◆ TEXTE D'ÉTUDE:
----

Archives de Tag: Bill Clinton

Clinton tétanisé par le mythe

Petite citation de Bill Clinton, rapportée par diverses sources concordantes, et qui dénote l’emprise du mythe de la dette publique sur les esprits non-préparés.

Alan Blinder, le nouveau président délégué de Laura Tyson au CEA, fit remarquer qu’un plan courageux de réduction des déficits publics dépend de la bonne volonté des traders sur les marchés à acheter des obligations, et ainsi à réduire les taux d’intérêt à long terme, et de la bonne volonté de la Federal Reserve à réduire les taux d’intérêt à court terme. Il a franchement douté que les marchés obligataires se comportent de la sorte, durant une administration démocrate. Le président tout juste élu murmura distinctement : « Vous êtes en train de me dire que le succès de mon programme et de ma réélection dépend de la Réserve Fédérale et d’une bande de putains de traders obligataires ? »

Hamilton Nigel, Bill Clinton : Mastering the Presidency, Century, 2007, 784 p., p. 20

Blinder est bien nommé : Effectivement, les taux d’intérêts à court terme dépendent de la Fed, et ce parce que la banque centrale finance de manière illimitée le marché des bons du Trésor au taux directeur choisi — c’est précisément ce qui permet au taux directeur d’exister ! — donc, il n’y a aucun problème de financement, et les taux à long termes, qui dépendent effectivement pour partie des jeux spéculatifs des traders, n’ont aucune importance puisqu’il est de toute façon possible de se financer (ne serait-ce qu’à court terme, et de court terme en court terme, éternellement), et encore plus parce que les spéculations essaient d’anticiper ce que sera le taux à court terme à maturité, donc restent in fine déterminés par ceux-ci (quoique nettement plus lâchement), comme le montre superbement le Japon, incontestablement le pays au taux à court terme le plus stable du monde durant ces deux dernières décennies.

Malheureusement, Clinton n’a pas eu ces explications, auprès de Blinder ou de Greenspan, et il déclencha une nouvelle vague de déréglementation financière, avec les Rubinomics, dont l’abrogation du Glass-Steagll Act en 1999, loi que nous ne parvenons pas à rétablir plus de cinq ans après le début de la crise financière la plus grave depuis les années 1930… qui avaient abouti au Glass-Steagall.

----

◆ MARCHE À SUIVRE: Traduisez en anglais la phrase suivante du texte sur Bill Clinton : « Il a franchement douté que les marchés obligataires se comportent de la sorte, durant une administration démocrate. »

◆ Données de reconnaissance de la structure des documents:
----

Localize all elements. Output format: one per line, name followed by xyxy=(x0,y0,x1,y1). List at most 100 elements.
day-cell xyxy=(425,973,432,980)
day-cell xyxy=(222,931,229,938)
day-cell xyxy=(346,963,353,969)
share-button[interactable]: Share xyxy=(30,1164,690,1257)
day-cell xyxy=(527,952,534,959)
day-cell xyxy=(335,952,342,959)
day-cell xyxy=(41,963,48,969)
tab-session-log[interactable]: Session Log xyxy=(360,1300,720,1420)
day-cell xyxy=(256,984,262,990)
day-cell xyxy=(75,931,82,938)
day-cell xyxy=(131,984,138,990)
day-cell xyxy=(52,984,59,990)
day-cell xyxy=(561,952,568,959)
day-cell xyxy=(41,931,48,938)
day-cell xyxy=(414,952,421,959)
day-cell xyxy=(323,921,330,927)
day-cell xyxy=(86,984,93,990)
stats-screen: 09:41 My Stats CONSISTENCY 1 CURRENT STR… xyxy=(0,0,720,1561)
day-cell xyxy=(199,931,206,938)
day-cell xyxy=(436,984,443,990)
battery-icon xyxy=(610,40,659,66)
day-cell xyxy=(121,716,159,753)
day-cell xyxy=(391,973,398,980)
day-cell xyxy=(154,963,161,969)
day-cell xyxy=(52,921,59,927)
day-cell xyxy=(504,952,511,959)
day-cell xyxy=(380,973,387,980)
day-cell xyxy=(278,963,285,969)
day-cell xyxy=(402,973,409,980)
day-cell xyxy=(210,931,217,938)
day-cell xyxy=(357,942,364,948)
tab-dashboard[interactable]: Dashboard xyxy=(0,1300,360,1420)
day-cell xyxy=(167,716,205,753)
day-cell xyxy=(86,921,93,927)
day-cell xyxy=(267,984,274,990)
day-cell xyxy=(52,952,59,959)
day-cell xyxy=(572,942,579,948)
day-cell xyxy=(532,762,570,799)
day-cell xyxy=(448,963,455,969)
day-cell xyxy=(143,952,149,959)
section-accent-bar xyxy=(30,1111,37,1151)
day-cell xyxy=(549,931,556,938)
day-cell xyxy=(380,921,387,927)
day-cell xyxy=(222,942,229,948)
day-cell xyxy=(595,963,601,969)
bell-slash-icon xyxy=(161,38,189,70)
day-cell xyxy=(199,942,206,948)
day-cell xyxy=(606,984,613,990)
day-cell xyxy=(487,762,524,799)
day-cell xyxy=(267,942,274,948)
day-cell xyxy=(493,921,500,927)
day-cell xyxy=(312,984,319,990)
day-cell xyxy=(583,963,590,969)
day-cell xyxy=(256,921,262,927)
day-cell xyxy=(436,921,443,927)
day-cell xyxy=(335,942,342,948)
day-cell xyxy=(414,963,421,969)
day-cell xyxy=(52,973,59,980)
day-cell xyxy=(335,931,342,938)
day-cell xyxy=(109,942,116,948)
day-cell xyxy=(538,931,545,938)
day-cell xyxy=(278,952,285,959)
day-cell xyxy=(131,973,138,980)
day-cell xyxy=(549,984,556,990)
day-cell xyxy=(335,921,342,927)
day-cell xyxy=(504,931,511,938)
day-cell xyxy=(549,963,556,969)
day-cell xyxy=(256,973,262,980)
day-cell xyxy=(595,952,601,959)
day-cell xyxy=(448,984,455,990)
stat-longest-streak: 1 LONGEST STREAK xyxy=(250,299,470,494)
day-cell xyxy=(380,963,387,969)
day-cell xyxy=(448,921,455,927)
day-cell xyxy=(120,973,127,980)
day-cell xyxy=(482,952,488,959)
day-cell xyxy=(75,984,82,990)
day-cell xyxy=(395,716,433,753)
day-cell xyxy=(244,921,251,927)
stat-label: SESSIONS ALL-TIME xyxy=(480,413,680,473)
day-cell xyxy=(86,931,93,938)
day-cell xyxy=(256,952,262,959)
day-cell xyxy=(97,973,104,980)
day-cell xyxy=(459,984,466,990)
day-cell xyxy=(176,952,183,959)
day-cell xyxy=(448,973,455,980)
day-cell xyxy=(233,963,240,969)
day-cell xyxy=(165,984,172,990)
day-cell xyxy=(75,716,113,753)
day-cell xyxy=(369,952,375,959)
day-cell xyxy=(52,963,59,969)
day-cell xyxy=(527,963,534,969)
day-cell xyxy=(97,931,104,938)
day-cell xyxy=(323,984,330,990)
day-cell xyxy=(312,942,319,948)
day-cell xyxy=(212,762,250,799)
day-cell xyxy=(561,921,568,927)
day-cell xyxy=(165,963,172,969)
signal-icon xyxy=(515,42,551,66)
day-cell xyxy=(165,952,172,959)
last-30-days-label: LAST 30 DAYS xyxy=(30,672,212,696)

----

◆ CORRIGÉ DE L'EXERCICE: He frankly doubted that the bond markets would behave that way under a Democratic administration.